**Instruction:**
Leaving out every picture, quote the data below exactly as it appears.

**Records to use:**
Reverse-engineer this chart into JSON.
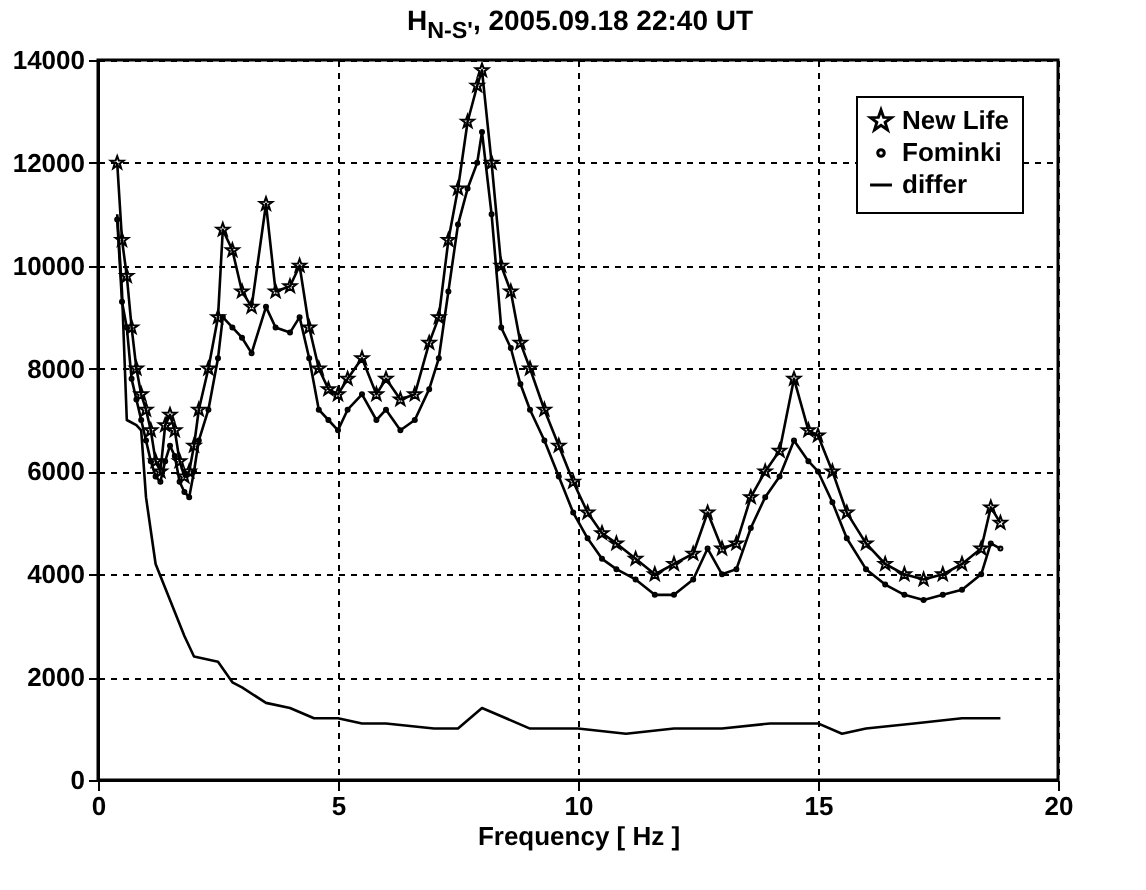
{
  "chart_data": {
    "type": "line",
    "title": "H$_{N-S'}$, 2005.09.18 22:40 UT",
    "xlabel": "Frequency [ Hz ]",
    "xlim": [
      0,
      20
    ],
    "xticks": [
      0,
      5,
      10,
      15,
      20
    ],
    "ylim": [
      0,
      14000
    ],
    "yticks": [
      0,
      2000,
      4000,
      6000,
      8000,
      10000,
      12000,
      14000
    ],
    "grid": true,
    "legend": "top right",
    "line_style": "solid",
    "series": [
      {
        "name": "New Life",
        "color": "#000000",
        "marker": "star",
        "x": [
          0.4,
          0.5,
          0.6,
          0.7,
          0.8,
          0.9,
          1.0,
          1.1,
          1.2,
          1.3,
          1.4,
          1.5,
          1.6,
          1.7,
          1.8,
          1.9,
          2.0,
          2.1,
          2.3,
          2.5,
          2.6,
          2.8,
          3.0,
          3.2,
          3.5,
          3.7,
          4.0,
          4.2,
          4.4,
          4.6,
          4.8,
          5.0,
          5.2,
          5.5,
          5.8,
          6.0,
          6.3,
          6.6,
          6.9,
          7.1,
          7.3,
          7.5,
          7.7,
          7.9,
          8.0,
          8.2,
          8.4,
          8.6,
          8.8,
          9.0,
          9.3,
          9.6,
          9.9,
          10.2,
          10.5,
          10.8,
          11.2,
          11.6,
          12.0,
          12.4,
          12.7,
          13.0,
          13.3,
          13.6,
          13.9,
          14.2,
          14.5,
          14.8,
          15.0,
          15.3,
          15.6,
          16.0,
          16.4,
          16.8,
          17.2,
          17.6,
          18.0,
          18.4,
          18.6,
          18.8
        ],
        "values": [
          12000,
          10500,
          9800,
          8800,
          8000,
          7500,
          7200,
          6800,
          6200,
          6000,
          6900,
          7100,
          6800,
          6200,
          5900,
          6000,
          6500,
          7200,
          8000,
          9000,
          10700,
          10300,
          9500,
          9200,
          11200,
          9500,
          9600,
          10000,
          8800,
          8000,
          7600,
          7500,
          7800,
          8200,
          7500,
          7800,
          7400,
          7500,
          8500,
          9000,
          10500,
          11500,
          12800,
          13500,
          13800,
          12000,
          10000,
          9500,
          8500,
          8000,
          7200,
          6500,
          5800,
          5200,
          4800,
          4600,
          4300,
          4000,
          4200,
          4400,
          5200,
          4500,
          4600,
          5500,
          6000,
          6400,
          7800,
          6800,
          6700,
          6000,
          5200,
          4600,
          4200,
          4000,
          3900,
          4000,
          4200,
          4500,
          5300,
          5000
        ]
      },
      {
        "name": "Fominki",
        "color": "#000000",
        "marker": "circle",
        "x": [
          0.4,
          0.5,
          0.6,
          0.7,
          0.8,
          0.9,
          1.0,
          1.1,
          1.2,
          1.3,
          1.4,
          1.5,
          1.6,
          1.7,
          1.8,
          1.9,
          2.0,
          2.1,
          2.3,
          2.5,
          2.6,
          2.8,
          3.0,
          3.2,
          3.5,
          3.7,
          4.0,
          4.2,
          4.4,
          4.6,
          4.8,
          5.0,
          5.2,
          5.5,
          5.8,
          6.0,
          6.3,
          6.6,
          6.9,
          7.1,
          7.3,
          7.5,
          7.7,
          7.9,
          8.0,
          8.2,
          8.4,
          8.6,
          8.8,
          9.0,
          9.3,
          9.6,
          9.9,
          10.2,
          10.5,
          10.8,
          11.2,
          11.6,
          12.0,
          12.4,
          12.7,
          13.0,
          13.3,
          13.6,
          13.9,
          14.2,
          14.5,
          14.8,
          15.0,
          15.3,
          15.6,
          16.0,
          16.4,
          16.8,
          17.2,
          17.6,
          18.0,
          18.4,
          18.6,
          18.8
        ],
        "values": [
          10900,
          9300,
          8800,
          7800,
          7400,
          7000,
          6600,
          6200,
          5900,
          5800,
          6200,
          6500,
          6300,
          5800,
          5600,
          5500,
          6000,
          6600,
          7200,
          8200,
          9000,
          8800,
          8600,
          8300,
          9200,
          8800,
          8700,
          9000,
          8200,
          7200,
          7000,
          6800,
          7200,
          7500,
          7000,
          7200,
          6800,
          7000,
          7600,
          8200,
          9500,
          10800,
          11500,
          12000,
          12600,
          11000,
          8800,
          8400,
          7700,
          7200,
          6600,
          5900,
          5200,
          4700,
          4300,
          4100,
          3900,
          3600,
          3600,
          3900,
          4500,
          4000,
          4100,
          4900,
          5500,
          5900,
          6600,
          6200,
          6000,
          5400,
          4700,
          4100,
          3800,
          3600,
          3500,
          3600,
          3700,
          4000,
          4600,
          4500
        ]
      },
      {
        "name": "differ",
        "color": "#000000",
        "marker": "none",
        "x": [
          0.4,
          0.5,
          0.6,
          0.8,
          0.9,
          1.0,
          1.2,
          1.5,
          1.8,
          2.0,
          2.5,
          2.8,
          3.0,
          3.5,
          4.0,
          4.5,
          5.0,
          5.5,
          6.0,
          7.0,
          7.5,
          8.0,
          8.5,
          9.0,
          10.0,
          11.0,
          12.0,
          13.0,
          14.0,
          15.0,
          15.5,
          16.0,
          17.0,
          18.0,
          18.8
        ],
        "values": [
          11000,
          9500,
          7000,
          6900,
          6800,
          5500,
          4200,
          3500,
          2800,
          2400,
          2300,
          1900,
          1800,
          1500,
          1400,
          1200,
          1200,
          1100,
          1100,
          1000,
          1000,
          1400,
          1200,
          1000,
          1000,
          900,
          1000,
          1000,
          1100,
          1100,
          900,
          1000,
          1100,
          1200,
          1200
        ]
      }
    ]
  }
}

**Task output:**
Reverse-engineer this chart into JSON.
{
  "chart_data": {
    "type": "line",
    "title": "H$_{N-S'}$, 2005.09.18 22:40 UT",
    "xlabel": "Frequency [ Hz ]",
    "xlim": [
      0,
      20
    ],
    "xticks": [
      0,
      5,
      10,
      15,
      20
    ],
    "ylim": [
      0,
      14000
    ],
    "yticks": [
      0,
      2000,
      4000,
      6000,
      8000,
      10000,
      12000,
      14000
    ],
    "grid": true,
    "legend": "top right",
    "line_style": "solid",
    "series": [
      {
        "name": "New Life",
        "color": "#000000",
        "marker": "star",
        "x": [
          0.4,
          0.5,
          0.6,
          0.7,
          0.8,
          0.9,
          1.0,
          1.1,
          1.2,
          1.3,
          1.4,
          1.5,
          1.6,
          1.7,
          1.8,
          1.9,
          2.0,
          2.1,
          2.3,
          2.5,
          2.6,
          2.8,
          3.0,
          3.2,
          3.5,
          3.7,
          4.0,
          4.2,
          4.4,
          4.6,
          4.8,
          5.0,
          5.2,
          5.5,
          5.8,
          6.0,
          6.3,
          6.6,
          6.9,
          7.1,
          7.3,
          7.5,
          7.7,
          7.9,
          8.0,
          8.2,
          8.4,
          8.6,
          8.8,
          9.0,
          9.3,
          9.6,
          9.9,
          10.2,
          10.5,
          10.8,
          11.2,
          11.6,
          12.0,
          12.4,
          12.7,
          13.0,
          13.3,
          13.6,
          13.9,
          14.2,
          14.5,
          14.8,
          15.0,
          15.3,
          15.6,
          16.0,
          16.4,
          16.8,
          17.2,
          17.6,
          18.0,
          18.4,
          18.6,
          18.8
        ],
        "values": [
          12000,
          10500,
          9800,
          8800,
          8000,
          7500,
          7200,
          6800,
          6200,
          6000,
          6900,
          7100,
          6800,
          6200,
          5900,
          6000,
          6500,
          7200,
          8000,
          9000,
          10700,
          10300,
          9500,
          9200,
          11200,
          9500,
          9600,
          10000,
          8800,
          8000,
          7600,
          7500,
          7800,
          8200,
          7500,
          7800,
          7400,
          7500,
          8500,
          9000,
          10500,
          11500,
          12800,
          13500,
          13800,
          12000,
          10000,
          9500,
          8500,
          8000,
          7200,
          6500,
          5800,
          5200,
          4800,
          4600,
          4300,
          4000,
          4200,
          4400,
          5200,
          4500,
          4600,
          5500,
          6000,
          6400,
          7800,
          6800,
          6700,
          6000,
          5200,
          4600,
          4200,
          4000,
          3900,
          4000,
          4200,
          4500,
          5300,
          5000
        ]
      },
      {
        "name": "Fominki",
        "color": "#000000",
        "marker": "circle",
        "x": [
          0.4,
          0.5,
          0.6,
          0.7,
          0.8,
          0.9,
          1.0,
          1.1,
          1.2,
          1.3,
          1.4,
          1.5,
          1.6,
          1.7,
          1.8,
          1.9,
          2.0,
          2.1,
          2.3,
          2.5,
          2.6,
          2.8,
          3.0,
          3.2,
          3.5,
          3.7,
          4.0,
          4.2,
          4.4,
          4.6,
          4.8,
          5.0,
          5.2,
          5.5,
          5.8,
          6.0,
          6.3,
          6.6,
          6.9,
          7.1,
          7.3,
          7.5,
          7.7,
          7.9,
          8.0,
          8.2,
          8.4,
          8.6,
          8.8,
          9.0,
          9.3,
          9.6,
          9.9,
          10.2,
          10.5,
          10.8,
          11.2,
          11.6,
          12.0,
          12.4,
          12.7,
          13.0,
          13.3,
          13.6,
          13.9,
          14.2,
          14.5,
          14.8,
          15.0,
          15.3,
          15.6,
          16.0,
          16.4,
          16.8,
          17.2,
          17.6,
          18.0,
          18.4,
          18.6,
          18.8
        ],
        "values": [
          10900,
          9300,
          8800,
          7800,
          7400,
          7000,
          6600,
          6200,
          5900,
          5800,
          6200,
          6500,
          6300,
          5800,
          5600,
          5500,
          6000,
          6600,
          7200,
          8200,
          9000,
          8800,
          8600,
          8300,
          9200,
          8800,
          8700,
          9000,
          8200,
          7200,
          7000,
          6800,
          7200,
          7500,
          7000,
          7200,
          6800,
          7000,
          7600,
          8200,
          9500,
          10800,
          11500,
          12000,
          12600,
          11000,
          8800,
          8400,
          7700,
          7200,
          6600,
          5900,
          5200,
          4700,
          4300,
          4100,
          3900,
          3600,
          3600,
          3900,
          4500,
          4000,
          4100,
          4900,
          5500,
          5900,
          6600,
          6200,
          6000,
          5400,
          4700,
          4100,
          3800,
          3600,
          3500,
          3600,
          3700,
          4000,
          4600,
          4500
        ]
      },
      {
        "name": "differ",
        "color": "#000000",
        "marker": "none",
        "x": [
          0.4,
          0.5,
          0.6,
          0.8,
          0.9,
          1.0,
          1.2,
          1.5,
          1.8,
          2.0,
          2.5,
          2.8,
          3.0,
          3.5,
          4.0,
          4.5,
          5.0,
          5.5,
          6.0,
          7.0,
          7.5,
          8.0,
          8.5,
          9.0,
          10.0,
          11.0,
          12.0,
          13.0,
          14.0,
          15.0,
          15.5,
          16.0,
          17.0,
          18.0,
          18.8
        ],
        "values": [
          11000,
          9500,
          7000,
          6900,
          6800,
          5500,
          4200,
          3500,
          2800,
          2400,
          2300,
          1900,
          1800,
          1500,
          1400,
          1200,
          1200,
          1100,
          1100,
          1000,
          1000,
          1400,
          1200,
          1000,
          1000,
          900,
          1000,
          1000,
          1100,
          1100,
          900,
          1000,
          1100,
          1200,
          1200
        ]
      }
    ]
  }
}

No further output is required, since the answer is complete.